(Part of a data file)
□ □ □ □ □

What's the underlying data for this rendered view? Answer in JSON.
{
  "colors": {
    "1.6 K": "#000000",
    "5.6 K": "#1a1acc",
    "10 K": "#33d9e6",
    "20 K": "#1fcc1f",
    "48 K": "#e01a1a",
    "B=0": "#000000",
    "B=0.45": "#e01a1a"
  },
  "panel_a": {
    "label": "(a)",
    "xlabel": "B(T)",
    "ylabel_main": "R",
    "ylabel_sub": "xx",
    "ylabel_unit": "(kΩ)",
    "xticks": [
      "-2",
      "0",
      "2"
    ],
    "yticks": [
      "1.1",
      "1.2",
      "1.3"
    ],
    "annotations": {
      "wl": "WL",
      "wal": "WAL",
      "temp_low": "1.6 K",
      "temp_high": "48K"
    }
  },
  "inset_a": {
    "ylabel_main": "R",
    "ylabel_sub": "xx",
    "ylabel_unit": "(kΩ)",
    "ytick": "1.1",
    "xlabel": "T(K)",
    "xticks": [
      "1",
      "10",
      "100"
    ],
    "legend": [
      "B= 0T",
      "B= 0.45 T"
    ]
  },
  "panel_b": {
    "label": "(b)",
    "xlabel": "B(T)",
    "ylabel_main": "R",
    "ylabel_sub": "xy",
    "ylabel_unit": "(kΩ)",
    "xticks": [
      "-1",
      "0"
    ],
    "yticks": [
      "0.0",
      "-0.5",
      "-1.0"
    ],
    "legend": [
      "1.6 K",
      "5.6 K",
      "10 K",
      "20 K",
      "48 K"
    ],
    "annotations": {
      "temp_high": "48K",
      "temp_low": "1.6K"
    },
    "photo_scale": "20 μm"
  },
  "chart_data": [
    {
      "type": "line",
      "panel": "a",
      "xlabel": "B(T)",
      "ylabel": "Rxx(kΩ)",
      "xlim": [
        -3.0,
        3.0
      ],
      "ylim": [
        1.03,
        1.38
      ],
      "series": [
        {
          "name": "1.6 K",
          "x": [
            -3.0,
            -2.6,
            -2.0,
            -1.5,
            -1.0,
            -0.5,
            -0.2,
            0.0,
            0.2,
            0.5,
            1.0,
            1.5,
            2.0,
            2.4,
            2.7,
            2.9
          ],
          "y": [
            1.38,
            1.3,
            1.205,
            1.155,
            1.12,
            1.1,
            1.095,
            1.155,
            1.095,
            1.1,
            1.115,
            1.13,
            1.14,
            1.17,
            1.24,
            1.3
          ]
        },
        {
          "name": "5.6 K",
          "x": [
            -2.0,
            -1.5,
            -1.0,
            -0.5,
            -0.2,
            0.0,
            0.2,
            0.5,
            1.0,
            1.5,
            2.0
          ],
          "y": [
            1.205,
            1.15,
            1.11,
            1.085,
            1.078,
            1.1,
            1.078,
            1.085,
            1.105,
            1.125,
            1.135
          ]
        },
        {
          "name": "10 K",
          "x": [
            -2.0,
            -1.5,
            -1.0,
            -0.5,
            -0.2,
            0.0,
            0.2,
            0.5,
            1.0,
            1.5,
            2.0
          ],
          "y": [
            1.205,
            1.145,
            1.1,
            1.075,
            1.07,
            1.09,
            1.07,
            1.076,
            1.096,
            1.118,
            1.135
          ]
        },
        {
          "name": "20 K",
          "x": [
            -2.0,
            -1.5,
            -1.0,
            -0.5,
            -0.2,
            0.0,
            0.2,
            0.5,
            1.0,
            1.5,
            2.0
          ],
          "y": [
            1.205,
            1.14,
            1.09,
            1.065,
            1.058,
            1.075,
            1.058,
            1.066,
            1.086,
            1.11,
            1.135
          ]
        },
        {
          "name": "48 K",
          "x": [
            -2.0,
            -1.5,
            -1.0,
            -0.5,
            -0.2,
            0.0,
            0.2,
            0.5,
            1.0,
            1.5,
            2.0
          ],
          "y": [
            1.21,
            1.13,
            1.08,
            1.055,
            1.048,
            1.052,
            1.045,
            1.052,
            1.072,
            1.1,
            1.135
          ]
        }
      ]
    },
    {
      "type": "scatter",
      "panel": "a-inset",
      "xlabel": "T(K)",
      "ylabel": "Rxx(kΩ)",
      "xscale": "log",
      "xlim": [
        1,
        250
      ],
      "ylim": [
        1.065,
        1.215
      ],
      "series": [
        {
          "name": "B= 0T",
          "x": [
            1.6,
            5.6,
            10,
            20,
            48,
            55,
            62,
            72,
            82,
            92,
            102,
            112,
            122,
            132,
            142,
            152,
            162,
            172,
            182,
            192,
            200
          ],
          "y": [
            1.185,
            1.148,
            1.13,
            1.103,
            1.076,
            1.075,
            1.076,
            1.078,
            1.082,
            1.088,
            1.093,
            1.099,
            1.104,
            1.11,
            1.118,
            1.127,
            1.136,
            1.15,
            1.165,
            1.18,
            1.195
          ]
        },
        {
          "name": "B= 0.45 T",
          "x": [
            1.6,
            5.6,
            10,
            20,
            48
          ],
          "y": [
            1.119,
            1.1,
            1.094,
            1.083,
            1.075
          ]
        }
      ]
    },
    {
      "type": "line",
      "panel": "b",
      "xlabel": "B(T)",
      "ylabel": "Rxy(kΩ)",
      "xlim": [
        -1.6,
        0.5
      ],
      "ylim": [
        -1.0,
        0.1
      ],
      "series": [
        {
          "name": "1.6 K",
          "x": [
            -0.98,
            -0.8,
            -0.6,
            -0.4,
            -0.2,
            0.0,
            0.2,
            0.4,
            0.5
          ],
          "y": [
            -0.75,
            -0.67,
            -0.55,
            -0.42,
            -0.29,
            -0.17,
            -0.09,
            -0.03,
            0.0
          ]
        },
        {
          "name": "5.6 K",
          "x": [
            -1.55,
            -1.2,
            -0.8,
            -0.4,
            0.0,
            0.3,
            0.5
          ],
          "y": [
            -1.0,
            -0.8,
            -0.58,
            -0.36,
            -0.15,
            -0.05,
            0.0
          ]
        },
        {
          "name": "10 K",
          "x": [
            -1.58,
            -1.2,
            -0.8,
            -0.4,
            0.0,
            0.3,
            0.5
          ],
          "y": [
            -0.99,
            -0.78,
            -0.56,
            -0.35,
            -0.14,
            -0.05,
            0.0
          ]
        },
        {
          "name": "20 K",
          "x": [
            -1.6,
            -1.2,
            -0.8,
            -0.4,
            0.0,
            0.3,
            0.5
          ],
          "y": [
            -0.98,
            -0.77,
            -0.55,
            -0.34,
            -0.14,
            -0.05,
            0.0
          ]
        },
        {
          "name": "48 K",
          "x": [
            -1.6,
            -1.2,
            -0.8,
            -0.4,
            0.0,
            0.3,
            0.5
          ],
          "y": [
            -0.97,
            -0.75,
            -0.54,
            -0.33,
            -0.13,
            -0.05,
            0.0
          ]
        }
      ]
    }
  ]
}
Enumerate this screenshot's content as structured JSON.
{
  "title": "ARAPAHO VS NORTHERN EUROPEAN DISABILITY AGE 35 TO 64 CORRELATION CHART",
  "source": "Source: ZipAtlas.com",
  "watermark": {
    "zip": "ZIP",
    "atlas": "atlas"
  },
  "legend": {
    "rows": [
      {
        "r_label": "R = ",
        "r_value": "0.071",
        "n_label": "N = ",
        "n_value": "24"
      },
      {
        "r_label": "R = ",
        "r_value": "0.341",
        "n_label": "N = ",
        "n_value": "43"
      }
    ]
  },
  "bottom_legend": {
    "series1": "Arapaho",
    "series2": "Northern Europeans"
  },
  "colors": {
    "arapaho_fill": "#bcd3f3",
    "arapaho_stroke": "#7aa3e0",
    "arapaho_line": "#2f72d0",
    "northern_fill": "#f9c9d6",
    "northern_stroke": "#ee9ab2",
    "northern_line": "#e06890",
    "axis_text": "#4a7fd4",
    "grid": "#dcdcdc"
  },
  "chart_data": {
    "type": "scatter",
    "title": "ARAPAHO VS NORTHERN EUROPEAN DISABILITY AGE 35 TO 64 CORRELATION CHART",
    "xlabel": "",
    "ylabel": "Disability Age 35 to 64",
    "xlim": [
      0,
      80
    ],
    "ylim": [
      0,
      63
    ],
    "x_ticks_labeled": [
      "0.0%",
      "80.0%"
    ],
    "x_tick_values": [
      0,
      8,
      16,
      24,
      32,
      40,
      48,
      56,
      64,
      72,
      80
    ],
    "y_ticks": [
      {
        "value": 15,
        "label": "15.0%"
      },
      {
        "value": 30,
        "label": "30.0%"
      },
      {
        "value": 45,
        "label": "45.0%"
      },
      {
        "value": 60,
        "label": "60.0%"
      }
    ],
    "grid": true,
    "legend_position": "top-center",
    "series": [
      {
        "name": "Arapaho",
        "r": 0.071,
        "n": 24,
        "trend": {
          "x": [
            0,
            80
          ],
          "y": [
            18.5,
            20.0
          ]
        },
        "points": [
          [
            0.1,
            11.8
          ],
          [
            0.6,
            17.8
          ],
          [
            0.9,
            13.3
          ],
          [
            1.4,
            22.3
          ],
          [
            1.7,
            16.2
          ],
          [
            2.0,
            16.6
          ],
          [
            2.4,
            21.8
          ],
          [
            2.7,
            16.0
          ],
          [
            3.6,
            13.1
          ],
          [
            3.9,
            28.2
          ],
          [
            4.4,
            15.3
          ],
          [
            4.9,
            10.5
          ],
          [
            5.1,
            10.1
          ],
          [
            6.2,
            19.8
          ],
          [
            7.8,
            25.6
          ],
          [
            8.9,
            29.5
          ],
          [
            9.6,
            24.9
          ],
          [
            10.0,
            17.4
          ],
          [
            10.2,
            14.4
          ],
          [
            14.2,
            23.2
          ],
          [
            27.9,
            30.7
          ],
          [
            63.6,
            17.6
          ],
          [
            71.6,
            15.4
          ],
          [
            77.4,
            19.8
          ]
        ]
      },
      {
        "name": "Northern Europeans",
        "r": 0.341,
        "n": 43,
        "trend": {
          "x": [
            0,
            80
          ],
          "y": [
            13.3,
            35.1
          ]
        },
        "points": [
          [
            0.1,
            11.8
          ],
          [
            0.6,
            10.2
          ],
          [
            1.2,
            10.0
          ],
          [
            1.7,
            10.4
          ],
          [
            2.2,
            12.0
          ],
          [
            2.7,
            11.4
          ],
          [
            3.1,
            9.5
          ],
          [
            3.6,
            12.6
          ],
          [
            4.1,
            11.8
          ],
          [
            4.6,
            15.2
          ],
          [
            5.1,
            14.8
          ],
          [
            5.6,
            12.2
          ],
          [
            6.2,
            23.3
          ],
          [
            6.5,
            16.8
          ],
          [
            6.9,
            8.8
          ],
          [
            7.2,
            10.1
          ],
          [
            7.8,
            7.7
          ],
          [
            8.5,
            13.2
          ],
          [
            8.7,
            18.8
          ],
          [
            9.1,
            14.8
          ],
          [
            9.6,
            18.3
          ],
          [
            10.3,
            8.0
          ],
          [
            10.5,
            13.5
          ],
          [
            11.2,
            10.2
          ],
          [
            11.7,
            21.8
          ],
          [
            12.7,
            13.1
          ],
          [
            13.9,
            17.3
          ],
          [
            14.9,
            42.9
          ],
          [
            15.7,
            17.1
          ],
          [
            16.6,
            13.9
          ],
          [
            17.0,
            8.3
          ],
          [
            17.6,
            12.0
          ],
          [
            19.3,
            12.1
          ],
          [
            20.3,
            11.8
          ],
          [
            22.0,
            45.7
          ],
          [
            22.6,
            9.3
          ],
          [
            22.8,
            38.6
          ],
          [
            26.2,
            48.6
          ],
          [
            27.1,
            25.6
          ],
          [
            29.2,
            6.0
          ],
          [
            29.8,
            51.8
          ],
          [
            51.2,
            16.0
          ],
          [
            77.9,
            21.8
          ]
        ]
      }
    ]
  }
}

□ □ □ □ □

**Your task**
Which lines hold the string "Europeans"? Copy all of them from the data above.

**Exercise result**
    "series2": "Northern Europeans"
        "name": "Northern Europeans",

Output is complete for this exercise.